• What you should do: In the listing below, find every line containing "Fälle" and copy it out.

╭──

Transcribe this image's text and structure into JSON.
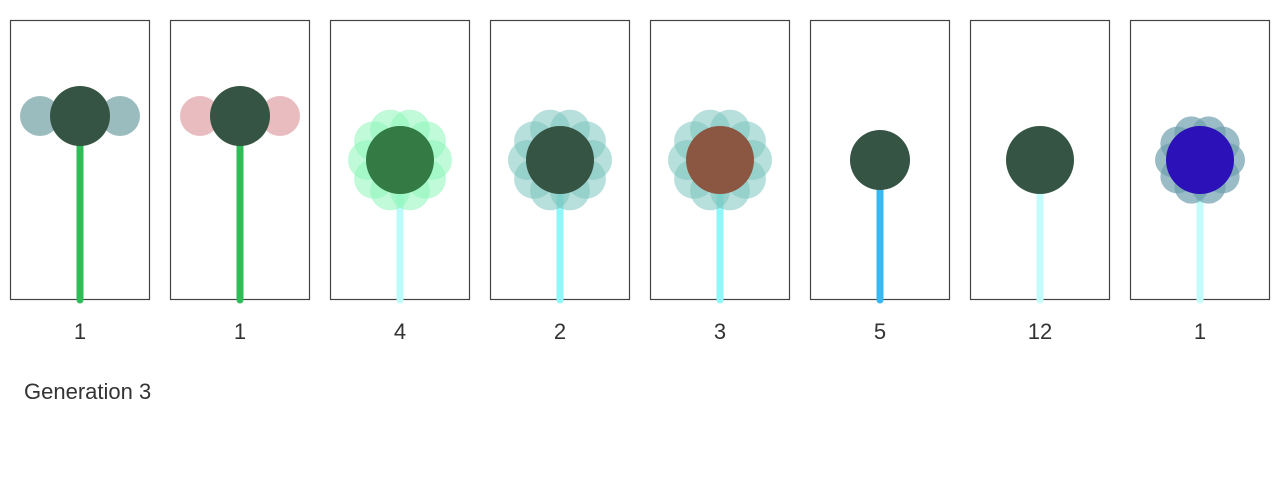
{
  "generation_label": "Generation 3",
  "frame_color": "#444444",
  "flowers": [
    {
      "count": "1",
      "petal_count": 2,
      "petal_color": "#9bbcbf",
      "petal_opacity": 1,
      "center_color": "#355443",
      "stem_color": "#2fbd57",
      "center_level": "high",
      "center_size": "large",
      "petal_size": "medium",
      "petal_spread": "wide"
    },
    {
      "count": "1",
      "petal_count": 2,
      "petal_color": "#e9bcc0",
      "petal_opacity": 1,
      "center_color": "#355443",
      "stem_color": "#2fbd57",
      "center_level": "high",
      "center_size": "large",
      "petal_size": "medium",
      "petal_spread": "wide"
    },
    {
      "count": "4",
      "petal_count": 10,
      "petal_color": "#8cf5b9",
      "petal_opacity": 0.55,
      "center_color": "#337a45",
      "stem_color": "#bdfbfb",
      "center_level": "middle",
      "center_size": "large",
      "petal_size": "medium",
      "petal_spread": "medium"
    },
    {
      "count": "2",
      "petal_count": 10,
      "petal_color": "#7cc4c0",
      "petal_opacity": 0.55,
      "center_color": "#355443",
      "stem_color": "#8ff7f7",
      "center_level": "middle",
      "center_size": "large",
      "petal_size": "medium",
      "petal_spread": "medium"
    },
    {
      "count": "3",
      "petal_count": 10,
      "petal_color": "#7cc4c0",
      "petal_opacity": 0.55,
      "center_color": "#8b5642",
      "stem_color": "#8ff7f7",
      "center_level": "middle",
      "center_size": "large",
      "petal_size": "medium",
      "petal_spread": "medium"
    },
    {
      "count": "5",
      "petal_count": 0,
      "petal_color": "#ffffff",
      "petal_opacity": 0,
      "center_color": "#355443",
      "stem_color": "#39b8f2",
      "center_level": "middle",
      "center_size": "medium",
      "petal_size": "small",
      "petal_spread": "narrow"
    },
    {
      "count": "12",
      "petal_count": 0,
      "petal_color": "#ffffff",
      "petal_opacity": 0,
      "center_color": "#355443",
      "stem_color": "#c4fbfb",
      "center_level": "middle",
      "center_size": "large",
      "petal_size": "small",
      "petal_spread": "narrow"
    },
    {
      "count": "1",
      "petal_count": 10,
      "petal_color": "#6f9fae",
      "petal_opacity": 0.7,
      "center_color": "#2c10b8",
      "stem_color": "#c4fbfb",
      "center_level": "middle",
      "center_size": "large",
      "petal_size": "small",
      "petal_spread": "narrow"
    }
  ]
}
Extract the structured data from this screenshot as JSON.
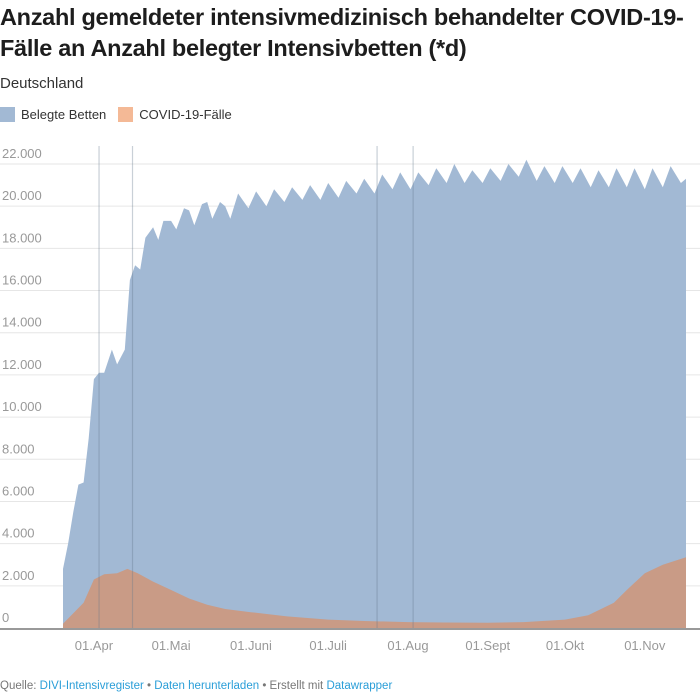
{
  "chart_data": {
    "type": "area",
    "title": "Anzahl gemeldeter intensivmedizinisch behandelter COVID-19-Fälle an Anzahl belegter Intensivbetten (*d)",
    "subtitle": "Deutschland",
    "ylim": [
      0,
      22000
    ],
    "yticks": [
      "0",
      "2.000",
      "4.000",
      "6.000",
      "8.000",
      "10.000",
      "12.000",
      "14.000",
      "16.000",
      "18.000",
      "20.000",
      "22.000"
    ],
    "ytick_values": [
      0,
      2000,
      4000,
      6000,
      8000,
      10000,
      12000,
      14000,
      16000,
      18000,
      20000,
      22000
    ],
    "xlim": [
      "2020-03-20",
      "2020-11-17"
    ],
    "xticks": [
      {
        "date": "2020-04-01",
        "label": "01.Apr"
      },
      {
        "date": "2020-05-01",
        "label": "01.Mai"
      },
      {
        "date": "2020-06-01",
        "label": "01.Juni"
      },
      {
        "date": "2020-07-01",
        "label": "01.Juli"
      },
      {
        "date": "2020-08-01",
        "label": "01.Aug"
      },
      {
        "date": "2020-09-01",
        "label": "01.Sept"
      },
      {
        "date": "2020-10-01",
        "label": "01.Okt"
      },
      {
        "date": "2020-11-01",
        "label": "01.Nov"
      }
    ],
    "grid": true,
    "legend_placement": "top-left",
    "reference_lines": [
      "2020-04-03",
      "2020-04-16",
      "2020-07-20",
      "2020-08-03"
    ],
    "series": [
      {
        "name": "Belegte Betten",
        "color": "#a2b9d4",
        "points": [
          [
            "2020-03-20",
            2800
          ],
          [
            "2020-03-22",
            4000
          ],
          [
            "2020-03-24",
            5500
          ],
          [
            "2020-03-26",
            6800
          ],
          [
            "2020-03-28",
            6900
          ],
          [
            "2020-03-30",
            9000
          ],
          [
            "2020-04-01",
            11800
          ],
          [
            "2020-04-03",
            12100
          ],
          [
            "2020-04-05",
            12100
          ],
          [
            "2020-04-08",
            13200
          ],
          [
            "2020-04-10",
            12500
          ],
          [
            "2020-04-13",
            13200
          ],
          [
            "2020-04-15",
            16500
          ],
          [
            "2020-04-17",
            17200
          ],
          [
            "2020-04-19",
            17000
          ],
          [
            "2020-04-21",
            18500
          ],
          [
            "2020-04-24",
            19000
          ],
          [
            "2020-04-26",
            18400
          ],
          [
            "2020-04-28",
            19300
          ],
          [
            "2020-05-01",
            19300
          ],
          [
            "2020-05-03",
            18900
          ],
          [
            "2020-05-06",
            19900
          ],
          [
            "2020-05-08",
            19800
          ],
          [
            "2020-05-10",
            19100
          ],
          [
            "2020-05-13",
            20100
          ],
          [
            "2020-05-15",
            20200
          ],
          [
            "2020-05-17",
            19400
          ],
          [
            "2020-05-20",
            20200
          ],
          [
            "2020-05-22",
            20000
          ],
          [
            "2020-05-24",
            19400
          ],
          [
            "2020-05-27",
            20600
          ],
          [
            "2020-05-31",
            19900
          ],
          [
            "2020-06-03",
            20700
          ],
          [
            "2020-06-07",
            20000
          ],
          [
            "2020-06-10",
            20800
          ],
          [
            "2020-06-14",
            20200
          ],
          [
            "2020-06-17",
            20900
          ],
          [
            "2020-06-21",
            20300
          ],
          [
            "2020-06-24",
            21000
          ],
          [
            "2020-06-28",
            20300
          ],
          [
            "2020-07-01",
            21100
          ],
          [
            "2020-07-05",
            20400
          ],
          [
            "2020-07-08",
            21200
          ],
          [
            "2020-07-12",
            20600
          ],
          [
            "2020-07-15",
            21300
          ],
          [
            "2020-07-19",
            20600
          ],
          [
            "2020-07-22",
            21500
          ],
          [
            "2020-07-26",
            20800
          ],
          [
            "2020-07-29",
            21600
          ],
          [
            "2020-08-02",
            20800
          ],
          [
            "2020-08-05",
            21600
          ],
          [
            "2020-08-09",
            21000
          ],
          [
            "2020-08-12",
            21800
          ],
          [
            "2020-08-16",
            21100
          ],
          [
            "2020-08-19",
            22000
          ],
          [
            "2020-08-23",
            21100
          ],
          [
            "2020-08-26",
            21700
          ],
          [
            "2020-08-30",
            21100
          ],
          [
            "2020-09-02",
            21800
          ],
          [
            "2020-09-06",
            21200
          ],
          [
            "2020-09-09",
            22000
          ],
          [
            "2020-09-13",
            21400
          ],
          [
            "2020-09-16",
            22200
          ],
          [
            "2020-09-20",
            21200
          ],
          [
            "2020-09-23",
            21900
          ],
          [
            "2020-09-27",
            21100
          ],
          [
            "2020-09-30",
            21900
          ],
          [
            "2020-10-04",
            21100
          ],
          [
            "2020-10-07",
            21800
          ],
          [
            "2020-10-11",
            20900
          ],
          [
            "2020-10-14",
            21700
          ],
          [
            "2020-10-18",
            20900
          ],
          [
            "2020-10-21",
            21800
          ],
          [
            "2020-10-25",
            20900
          ],
          [
            "2020-10-28",
            21800
          ],
          [
            "2020-11-01",
            20800
          ],
          [
            "2020-11-04",
            21800
          ],
          [
            "2020-11-08",
            20900
          ],
          [
            "2020-11-11",
            21900
          ],
          [
            "2020-11-15",
            21100
          ],
          [
            "2020-11-17",
            21300
          ]
        ]
      },
      {
        "name": "COVID-19-Fälle",
        "color": "#f4b996",
        "overlap_color": "#c99b86",
        "points": [
          [
            "2020-03-20",
            200
          ],
          [
            "2020-03-24",
            700
          ],
          [
            "2020-03-28",
            1200
          ],
          [
            "2020-04-01",
            2300
          ],
          [
            "2020-04-05",
            2550
          ],
          [
            "2020-04-10",
            2600
          ],
          [
            "2020-04-14",
            2800
          ],
          [
            "2020-04-18",
            2600
          ],
          [
            "2020-04-24",
            2200
          ],
          [
            "2020-05-01",
            1800
          ],
          [
            "2020-05-08",
            1400
          ],
          [
            "2020-05-15",
            1100
          ],
          [
            "2020-05-22",
            900
          ],
          [
            "2020-06-01",
            750
          ],
          [
            "2020-06-15",
            550
          ],
          [
            "2020-07-01",
            400
          ],
          [
            "2020-07-15",
            330
          ],
          [
            "2020-08-01",
            280
          ],
          [
            "2020-08-15",
            260
          ],
          [
            "2020-09-01",
            250
          ],
          [
            "2020-09-15",
            280
          ],
          [
            "2020-10-01",
            400
          ],
          [
            "2020-10-10",
            600
          ],
          [
            "2020-10-20",
            1200
          ],
          [
            "2020-10-25",
            1800
          ],
          [
            "2020-11-01",
            2600
          ],
          [
            "2020-11-08",
            3000
          ],
          [
            "2020-11-17",
            3350
          ]
        ]
      }
    ]
  },
  "footer": {
    "source_label": "Quelle:",
    "source_link": "DIVI-Intensivregister",
    "sep1": "•",
    "download_link": "Daten herunterladen",
    "sep2": "• Erstellt mit",
    "tool_link": "Datawrapper"
  }
}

╰──

• Solution for this problem:
    "title": "Anzahl gemeldeter intensivmedizinisch behandelter COVID-19-Fälle an Anzahl belegter Intensivbetten (*d)",
        "name": "COVID-19-Fälle",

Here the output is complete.